**Exercise**: Identify all lines of the data containing the string "Viessmann" and copy them.

(Data records)
:::
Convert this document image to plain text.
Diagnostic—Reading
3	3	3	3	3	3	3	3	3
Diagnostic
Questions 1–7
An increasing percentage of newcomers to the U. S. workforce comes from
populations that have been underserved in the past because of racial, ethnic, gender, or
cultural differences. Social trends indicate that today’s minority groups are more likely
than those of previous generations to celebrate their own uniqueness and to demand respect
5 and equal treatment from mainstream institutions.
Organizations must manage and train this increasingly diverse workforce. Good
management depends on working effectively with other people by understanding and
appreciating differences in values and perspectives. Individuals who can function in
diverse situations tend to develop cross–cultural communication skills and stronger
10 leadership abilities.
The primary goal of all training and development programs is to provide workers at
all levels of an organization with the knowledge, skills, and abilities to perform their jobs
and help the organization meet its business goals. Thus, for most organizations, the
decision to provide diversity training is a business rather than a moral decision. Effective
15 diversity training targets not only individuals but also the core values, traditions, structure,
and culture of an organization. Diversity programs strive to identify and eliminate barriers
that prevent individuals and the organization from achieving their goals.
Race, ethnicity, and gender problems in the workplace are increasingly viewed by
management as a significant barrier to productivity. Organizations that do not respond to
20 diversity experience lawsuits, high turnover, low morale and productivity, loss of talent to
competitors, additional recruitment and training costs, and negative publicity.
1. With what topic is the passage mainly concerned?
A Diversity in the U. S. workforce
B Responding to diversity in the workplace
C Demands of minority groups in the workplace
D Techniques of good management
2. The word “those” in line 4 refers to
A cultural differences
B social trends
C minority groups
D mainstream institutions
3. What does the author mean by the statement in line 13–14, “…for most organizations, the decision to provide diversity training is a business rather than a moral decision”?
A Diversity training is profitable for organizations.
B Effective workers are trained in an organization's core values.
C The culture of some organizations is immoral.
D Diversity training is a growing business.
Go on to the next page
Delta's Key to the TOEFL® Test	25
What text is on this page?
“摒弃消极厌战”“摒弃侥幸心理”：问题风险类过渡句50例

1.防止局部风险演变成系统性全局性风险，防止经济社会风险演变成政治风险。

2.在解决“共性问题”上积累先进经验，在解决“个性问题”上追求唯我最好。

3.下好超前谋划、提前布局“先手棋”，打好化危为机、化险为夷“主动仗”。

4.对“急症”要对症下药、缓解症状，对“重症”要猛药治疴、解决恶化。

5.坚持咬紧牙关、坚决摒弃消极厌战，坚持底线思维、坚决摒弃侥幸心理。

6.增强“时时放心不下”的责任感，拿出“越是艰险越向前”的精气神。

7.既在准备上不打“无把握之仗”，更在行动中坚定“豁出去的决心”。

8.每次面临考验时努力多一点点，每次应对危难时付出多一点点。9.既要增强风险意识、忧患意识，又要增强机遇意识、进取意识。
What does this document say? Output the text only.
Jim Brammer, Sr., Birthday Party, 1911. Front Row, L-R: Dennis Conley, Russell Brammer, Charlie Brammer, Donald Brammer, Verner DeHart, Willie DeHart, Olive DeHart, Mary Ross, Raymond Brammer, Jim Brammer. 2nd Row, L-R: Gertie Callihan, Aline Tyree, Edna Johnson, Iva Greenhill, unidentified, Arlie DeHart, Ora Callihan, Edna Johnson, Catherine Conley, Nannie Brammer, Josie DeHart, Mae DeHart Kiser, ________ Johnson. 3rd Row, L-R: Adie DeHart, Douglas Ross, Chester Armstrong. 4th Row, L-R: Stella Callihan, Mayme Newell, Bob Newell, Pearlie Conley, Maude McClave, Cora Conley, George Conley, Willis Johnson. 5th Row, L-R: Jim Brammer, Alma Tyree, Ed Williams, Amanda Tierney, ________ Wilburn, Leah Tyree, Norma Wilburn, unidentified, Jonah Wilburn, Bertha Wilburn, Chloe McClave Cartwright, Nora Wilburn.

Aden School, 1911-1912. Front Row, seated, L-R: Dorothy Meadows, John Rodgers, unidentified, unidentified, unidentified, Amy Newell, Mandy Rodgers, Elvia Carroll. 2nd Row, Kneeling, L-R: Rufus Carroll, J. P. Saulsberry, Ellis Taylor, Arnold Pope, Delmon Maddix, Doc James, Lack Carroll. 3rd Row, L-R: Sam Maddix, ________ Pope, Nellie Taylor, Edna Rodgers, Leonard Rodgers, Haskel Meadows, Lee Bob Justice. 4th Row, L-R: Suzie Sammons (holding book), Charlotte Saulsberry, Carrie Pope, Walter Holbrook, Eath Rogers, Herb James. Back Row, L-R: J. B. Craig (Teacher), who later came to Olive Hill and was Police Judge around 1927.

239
:::
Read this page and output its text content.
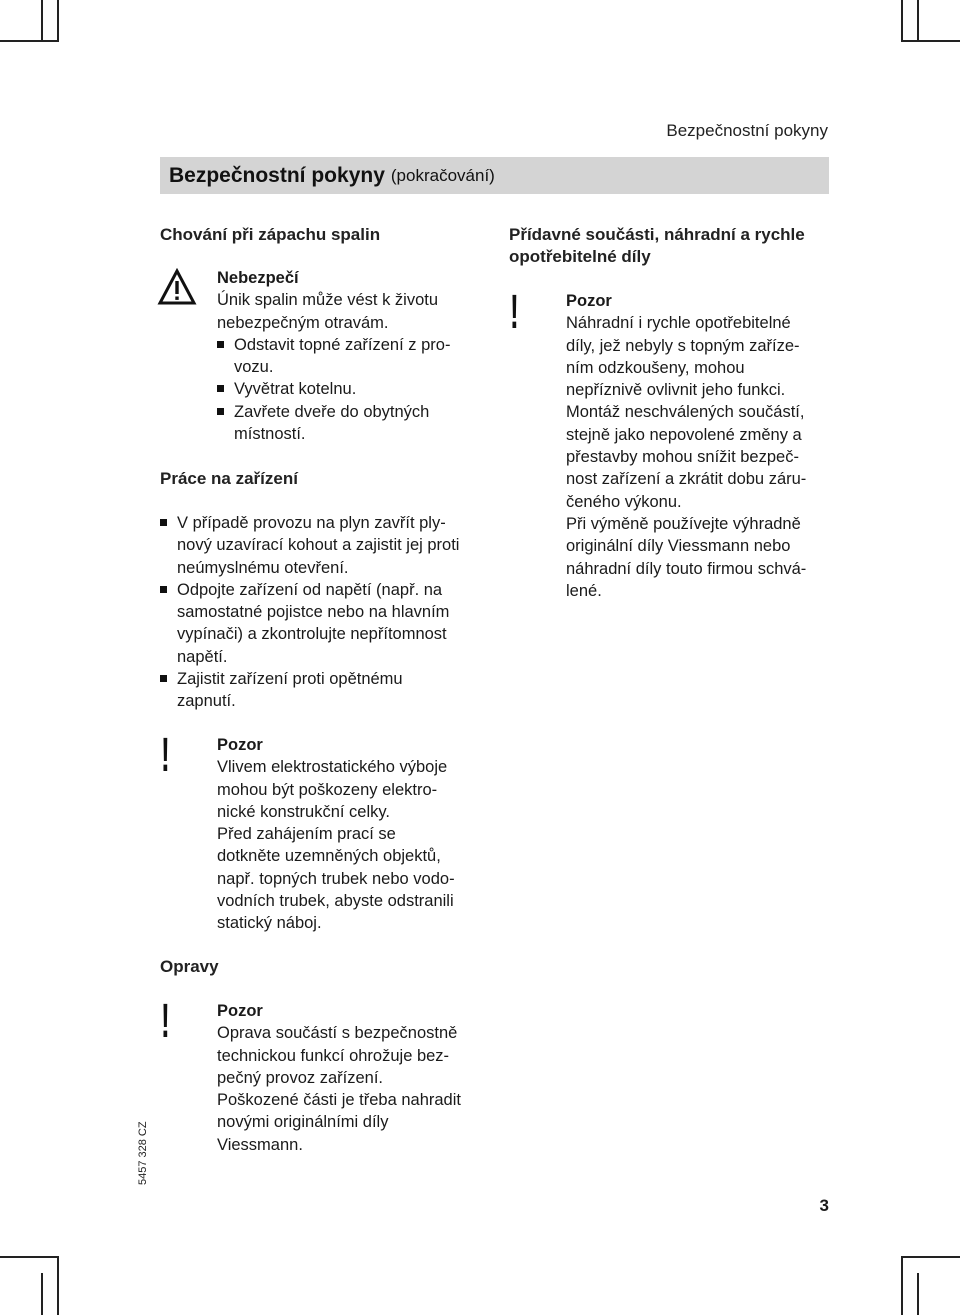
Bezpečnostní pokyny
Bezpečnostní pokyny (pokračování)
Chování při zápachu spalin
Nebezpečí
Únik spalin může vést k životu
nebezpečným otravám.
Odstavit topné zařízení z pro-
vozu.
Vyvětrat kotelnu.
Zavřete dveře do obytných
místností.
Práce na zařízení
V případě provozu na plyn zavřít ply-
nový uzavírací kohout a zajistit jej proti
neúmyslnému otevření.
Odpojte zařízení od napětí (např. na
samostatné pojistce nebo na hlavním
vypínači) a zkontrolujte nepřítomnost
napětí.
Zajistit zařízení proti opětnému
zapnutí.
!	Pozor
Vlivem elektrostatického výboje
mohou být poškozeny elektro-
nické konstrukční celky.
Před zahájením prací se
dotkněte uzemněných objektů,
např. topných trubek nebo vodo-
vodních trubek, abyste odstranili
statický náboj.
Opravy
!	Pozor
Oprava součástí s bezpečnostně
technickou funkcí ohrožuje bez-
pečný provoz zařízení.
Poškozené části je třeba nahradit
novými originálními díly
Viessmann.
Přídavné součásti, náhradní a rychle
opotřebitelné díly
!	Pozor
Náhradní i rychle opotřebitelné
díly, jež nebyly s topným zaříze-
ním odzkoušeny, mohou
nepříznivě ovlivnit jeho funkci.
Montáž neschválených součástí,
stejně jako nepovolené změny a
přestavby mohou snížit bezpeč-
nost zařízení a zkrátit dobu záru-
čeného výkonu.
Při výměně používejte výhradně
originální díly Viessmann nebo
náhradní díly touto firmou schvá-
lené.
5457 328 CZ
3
:::
**Result of the exercise**:
Viessmann.
originální díly Viessmann nebo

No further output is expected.